▶ **DIRECTIONS**: Where does the string "kulturupplevelser" appear? Copy every line of the entries below that holds it.

==== RECORDS TO USE ====

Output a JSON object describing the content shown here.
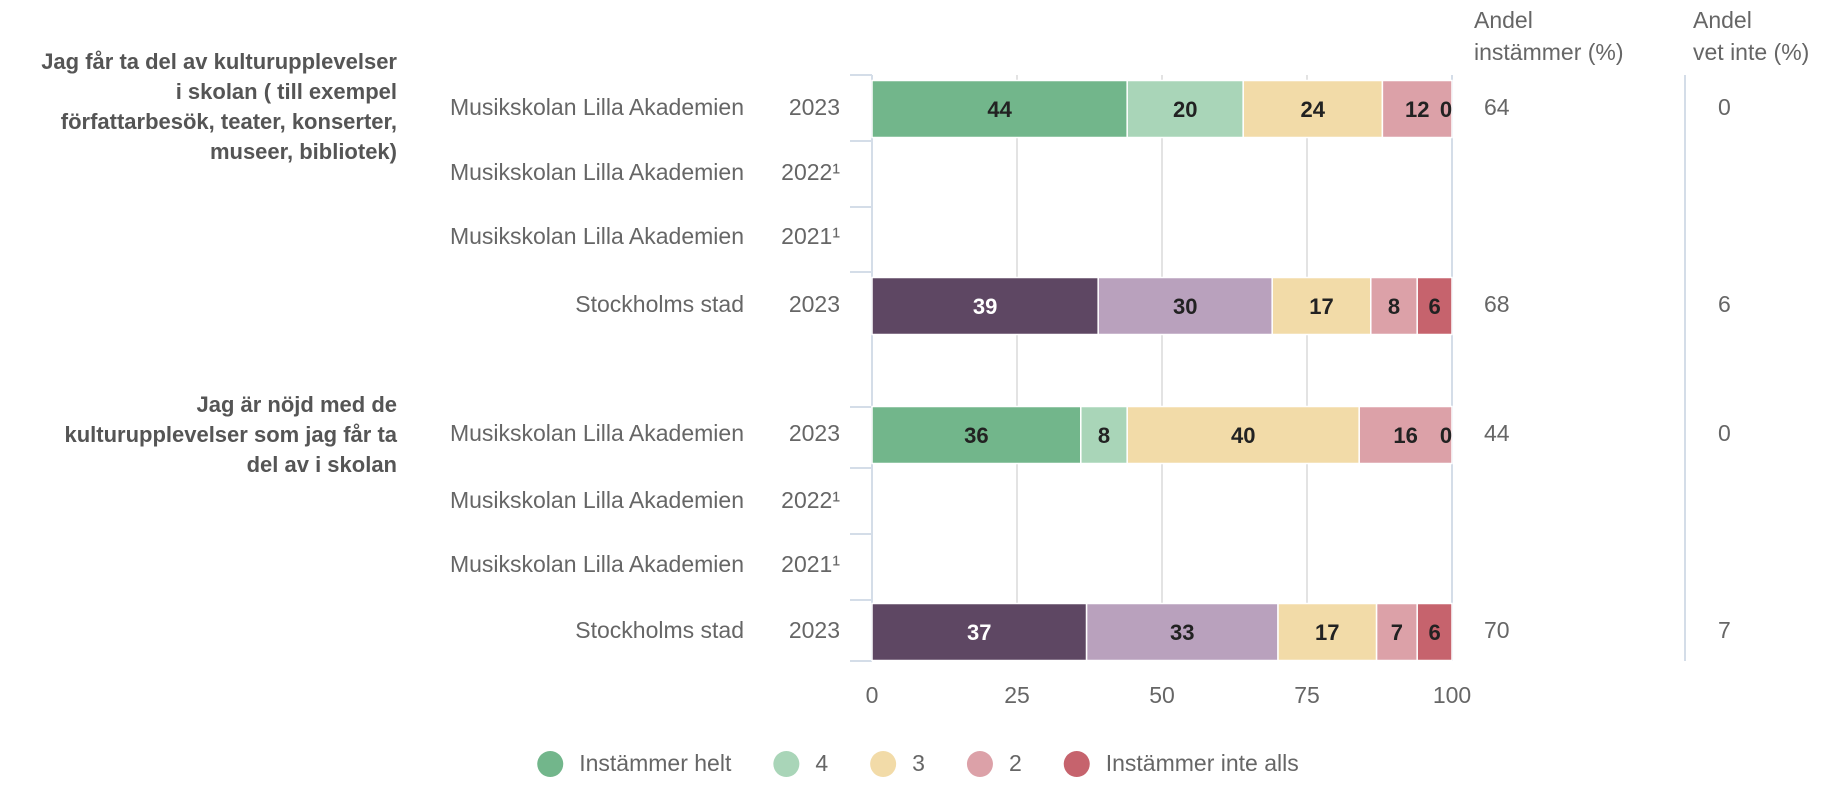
{
  "chart_data": {
    "type": "stacked_bar_horizontal",
    "groups": [
      {
        "label": [
          "Jag får ta del av kulturupplevelser",
          "i skolan ( till exempel",
          "författarbesök, teater, konserter,",
          "museer, bibliotek)"
        ],
        "rows": [
          0,
          1,
          2,
          3
        ]
      },
      {
        "label": [
          "Jag är nöjd med de",
          "kulturupplevelser som jag får ta",
          "del av i skolan"
        ],
        "rows": [
          4,
          5,
          6,
          7
        ]
      }
    ],
    "categories": [
      "Musikskolan Lilla Akademien",
      "Musikskolan Lilla Akademien",
      "Musikskolan Lilla Akademien",
      "Stockholms stad",
      "Musikskolan Lilla Akademien",
      "Musikskolan Lilla Akademien",
      "Musikskolan Lilla Akademien",
      "Stockholms stad"
    ],
    "years": [
      "2023",
      "2022¹",
      "2021¹",
      "2023",
      "2023",
      "2022¹",
      "2021¹",
      "2023"
    ],
    "series": [
      {
        "name": "Instämmer helt",
        "color": "#72b68b",
        "comparison_color": "#5e4763",
        "values": [
          44,
          null,
          null,
          39,
          36,
          null,
          null,
          37
        ]
      },
      {
        "name": "4",
        "color": "#a9d5b8",
        "comparison_color": "#b9a1bd",
        "values": [
          20,
          null,
          null,
          30,
          8,
          null,
          null,
          33
        ]
      },
      {
        "name": "3",
        "color": "#f2dba8",
        "comparison_color": "#f2dba8",
        "values": [
          24,
          null,
          null,
          17,
          40,
          null,
          null,
          17
        ]
      },
      {
        "name": "2",
        "color": "#dca1a8",
        "comparison_color": "#dca1a8",
        "values": [
          12,
          null,
          null,
          8,
          16,
          null,
          null,
          7
        ]
      },
      {
        "name": "Instämmer inte alls",
        "color": "#c6636d",
        "comparison_color": "#c6636d",
        "values": [
          0,
          null,
          null,
          6,
          0,
          null,
          null,
          6
        ]
      }
    ],
    "xlim": [
      0,
      100
    ],
    "xticks": [
      0,
      25,
      50,
      75,
      100
    ],
    "grid": true,
    "columns": [
      {
        "header": [
          "Andel",
          "instämmer (%)"
        ],
        "values": [
          64,
          null,
          null,
          68,
          44,
          null,
          null,
          70
        ]
      },
      {
        "header": [
          "Andel",
          "vet inte (%)"
        ],
        "values": [
          0,
          null,
          null,
          6,
          0,
          null,
          null,
          7
        ]
      }
    ]
  }
}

====

▶ **TASK OUTPUT**:
          "Jag får ta del av kulturupplevelser",
          "kulturupplevelser som jag får ta",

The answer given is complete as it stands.